What this task involves: Transcribe the full listing exactly, and drop every picture.

Dataset items:
· · · · ·
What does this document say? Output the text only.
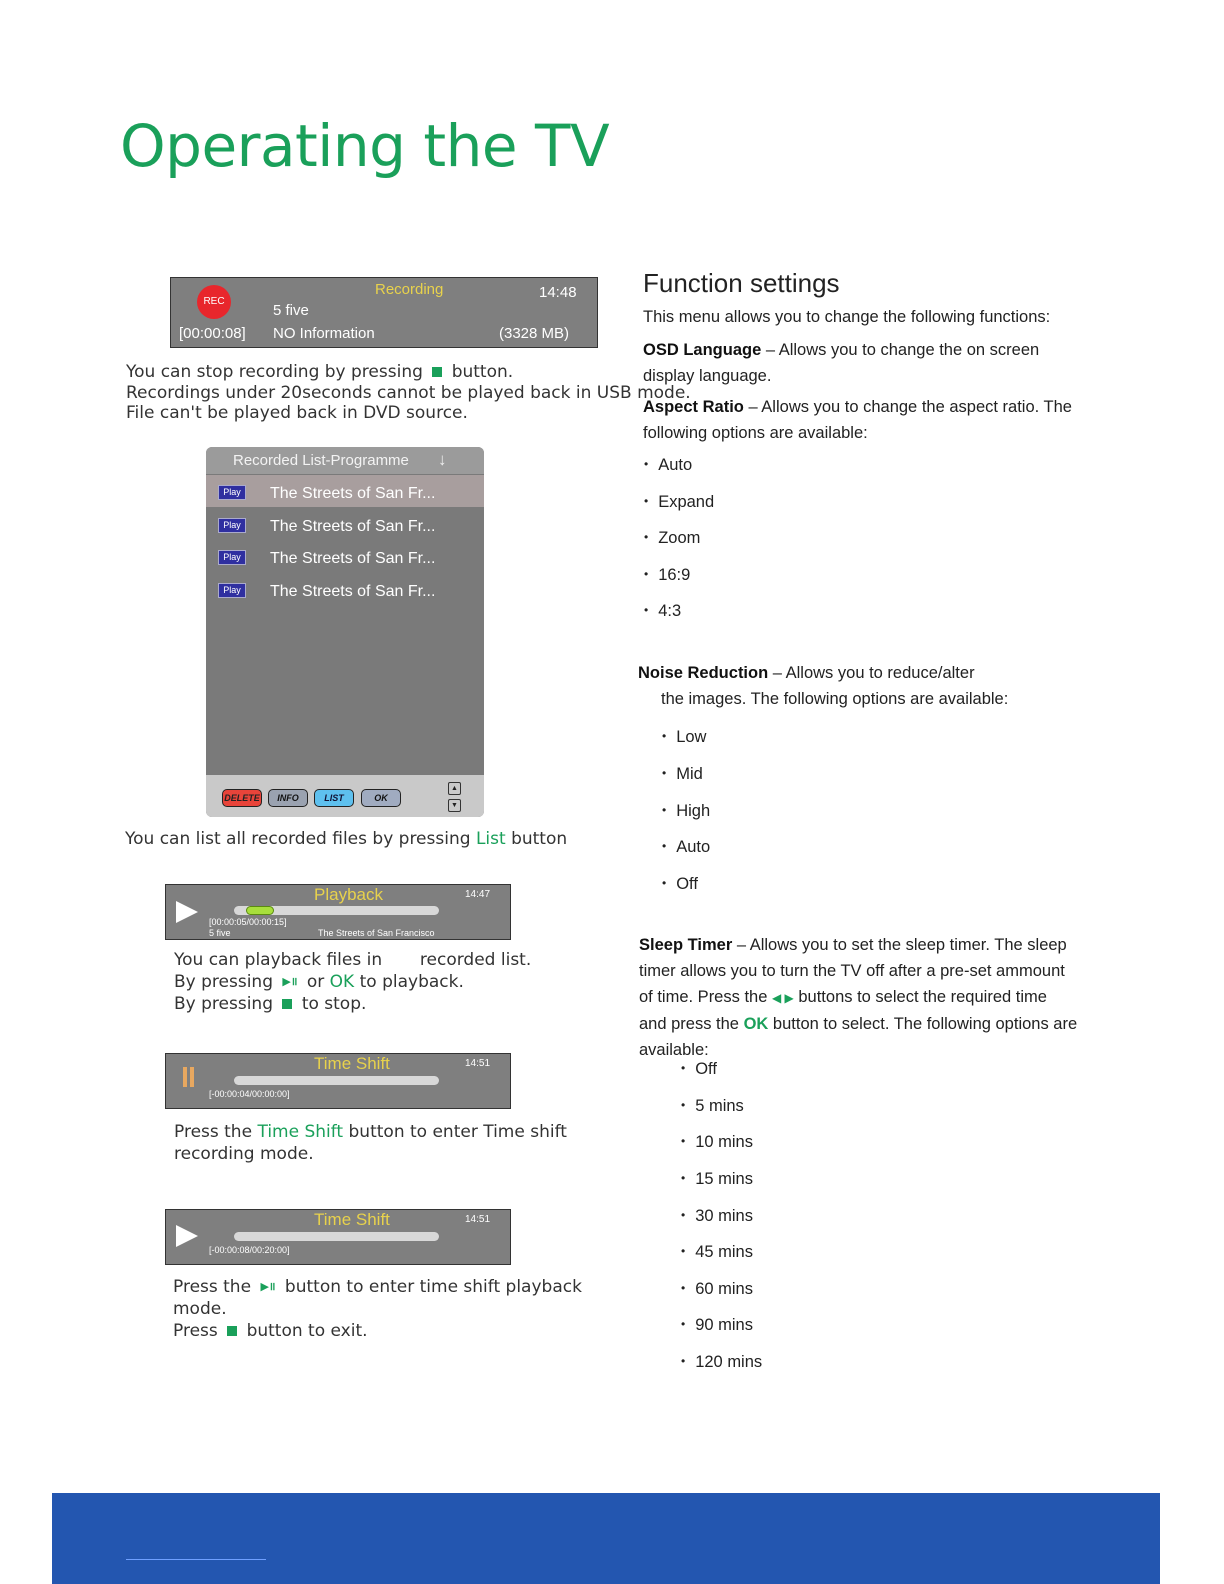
Operating the TV
REC
Recording	14:48
5 five
[00:00:08] NO Information	(3328 MB)
You can stop recording by pressing button.
Recordings under 20seconds cannot be played back in USB mode.
File can't be played back in DVD source.
Recorded List-Programme ↓
Play	The Streets of San Fr...
Play	The Streets of San Fr...
Play	The Streets of San Fr...
Play	The Streets of San Fr...
DELETE	INFO	LIST	OK
▲
▼
You can list all recorded files by pressing List button
Playback	14:47
[00:00:05/00:00:15]
5 five	The Streets of San Francisco
You can playback files in recorded list.
By pressing ▶॥ or OK to playback.
By pressing to stop.
Time Shift	14:51
[-00:00:04/00:00:00]
Press the Time Shift button to enter Time shift
recording mode.
Time Shift	14:51
[-00:00:08/00:20:00]
Press the ▶॥ button to enter time shift playback
mode.
Press button to exit.
Function settings
This menu allows you to change the following functions:
OSD Language – Allows you to change the on screen
display language.
Aspect Ratio – Allows you to change the aspect ratio. The
following options are available:
• Auto
• Expand
• Zoom
• 16:9
• 4:3
Noise Reduction – Allows you to reduce/alter
the images. The following options are available:
• Low
• Mid
• High
• Auto
• Off
Sleep Timer – Allows you to set the sleep timer. The sleep
timer allows you to turn the TV off after a pre-set ammount
of time. Press the ◀ ▶ buttons to select the required time
and press the OK button to select. The following options are
available:
• Off
• 5 mins
• 10 mins
• 15 mins
• 30 mins
• 45 mins
• 60 mins
• 90 mins
• 120 mins
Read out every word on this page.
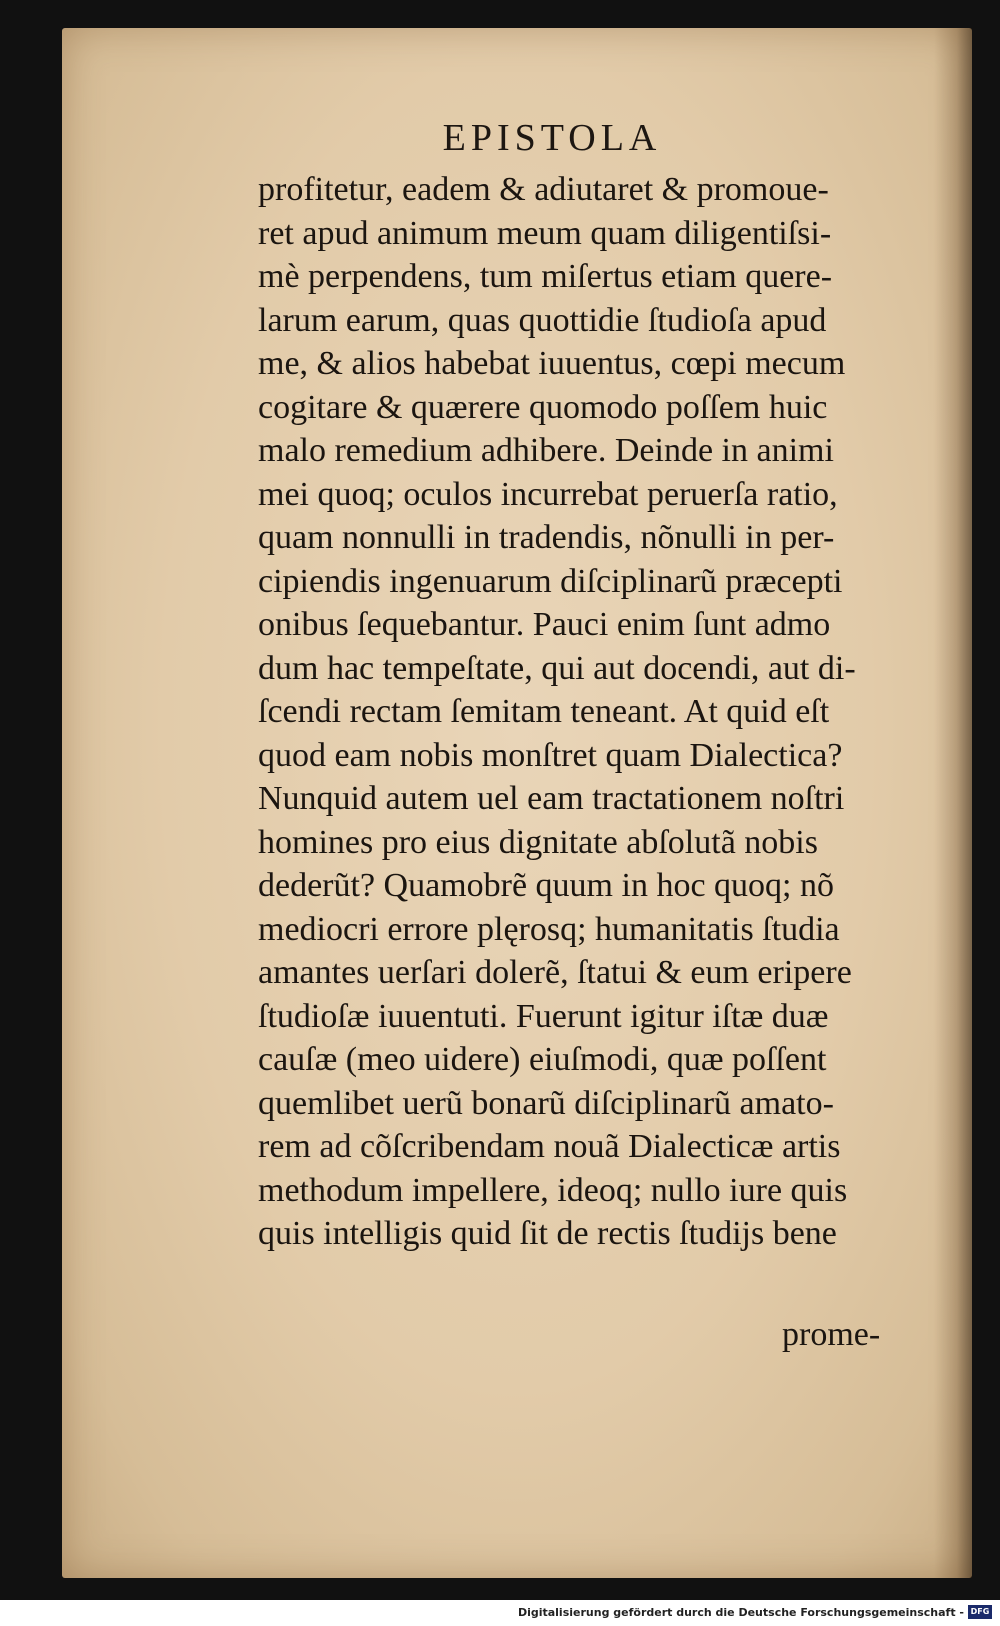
EPISTOLA
profitetur, eadem & adiutaret & promoue-
ret apud animum meum quam diligentiſsi-
mè perpendens, tum miſertus etiam quere-
larum earum, quas quottidie ſtudioſa apud
me, & alios habebat iuuentus, cœpi mecum
cogitare & quærere quomodo poſſem huic
malo remedium adhibere. Deinde in animi
mei quoq; oculos incurrebat peruerſa ratio,
quam nonnulli in tradendis, nõnulli in per-
cipiendis ingenuarum diſciplinarũ præcepti
onibus ſequebantur. Pauci enim ſunt admo
dum hac tempeſtate, qui aut docendi, aut di-
ſcendi rectam ſemitam teneant. At quid eſt
quod eam nobis monſtret quam Dialectica?
Nunquid autem uel eam tractationem noſtri
homines pro eius dignitate abſolutã nobis
dederũt? Quamobrẽ quum in hoc quoq; nõ
mediocri errore plęrosq; humanitatis ſtudia
amantes uerſari dolerẽ, ſtatui & eum eripere
ſtudioſæ iuuentuti. Fuerunt igitur iſtæ duæ
cauſæ (meo uidere) eiuſmodi, quæ poſſent
quemlibet uerũ bonarũ diſciplinarũ amato-
rem ad cõſcribendam nouã Dialecticæ artis
methodum impellere, ideoq; nullo iure quis
quis intelligis quid ſit de rectis ſtudijs bene
prome-
Digitalisierung gefördert durch die Deutsche Forschungsgemeinschaft - DFG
· · · · ·
Exercise answer:
What does this document say? Output the text only.
Operating the TV
REC
Recording	14:48
5 five
[00:00:08] NO Information	(3328 MB)
You can stop recording by pressing button.
Recordings under 20seconds cannot be played back in USB mode.
File can't be played back in DVD source.
Recorded List-Programme ↓
Play	The Streets of San Fr...
Play	The Streets of San Fr...
Play	The Streets of San Fr...
Play	The Streets of San Fr...
DELETE	INFO	LIST	OK
▲
▼
You can list all recorded files by pressing List button
Playback	14:47
[00:00:05/00:00:15]
5 five	The Streets of San Francisco
You can playback files in recorded list.
By pressing ▶॥ or OK to playback.
By pressing to stop.
Time Shift	14:51
[-00:00:04/00:00:00]
Press the Time Shift button to enter Time shift
recording mode.
Time Shift	14:51
[-00:00:08/00:20:00]
Press the ▶॥ button to enter time shift playback
mode.
Press button to exit.
Function settings
This menu allows you to change the following functions:
OSD Language – Allows you to change the on screen
display language.
Aspect Ratio – Allows you to change the aspect ratio. The
following options are available:
• Auto
• Expand
• Zoom
• 16:9
• 4:3
Noise Reduction – Allows you to reduce/alter
the images. The following options are available:
• Low
• Mid
• High
• Auto
• Off
Sleep Timer – Allows you to set the sleep timer. The sleep
timer allows you to turn the TV off after a pre-set ammount
of time. Press the ◀ ▶ buttons to select the required time
and press the OK button to select. The following options are
available:
• Off
• 5 mins
• 10 mins
• 15 mins
• 30 mins
• 45 mins
• 60 mins
• 90 mins
• 120 mins
Read out every word on this page.
EPISTOLA
profitetur, eadem & adiutaret & promoue-
ret apud animum meum quam diligentiſsi-
mè perpendens, tum miſertus etiam quere-
larum earum, quas quottidie ſtudioſa apud
me, & alios habebat iuuentus, cœpi mecum
cogitare & quærere quomodo poſſem huic
malo remedium adhibere. Deinde in animi
mei quoq; oculos incurrebat peruerſa ratio,
quam nonnulli in tradendis, nõnulli in per-
cipiendis ingenuarum diſciplinarũ præcepti
onibus ſequebantur. Pauci enim ſunt admo
dum hac tempeſtate, qui aut docendi, aut di-
ſcendi rectam ſemitam teneant. At quid eſt
quod eam nobis monſtret quam Dialectica?
Nunquid autem uel eam tractationem noſtri
homines pro eius dignitate abſolutã nobis
dederũt? Quamobrẽ quum in hoc quoq; nõ
mediocri errore plęrosq; humanitatis ſtudia
amantes uerſari dolerẽ, ſtatui & eum eripere
ſtudioſæ iuuentuti. Fuerunt igitur iſtæ duæ
cauſæ (meo uidere) eiuſmodi, quæ poſſent
quemlibet uerũ bonarũ diſciplinarũ amato-
rem ad cõſcribendam nouã Dialecticæ artis
methodum impellere, ideoq; nullo iure quis
quis intelligis quid ſit de rectis ſtudijs bene
prome-
Digitalisierung gefördert durch die Deutsche Forschungsgemeinschaft - DFG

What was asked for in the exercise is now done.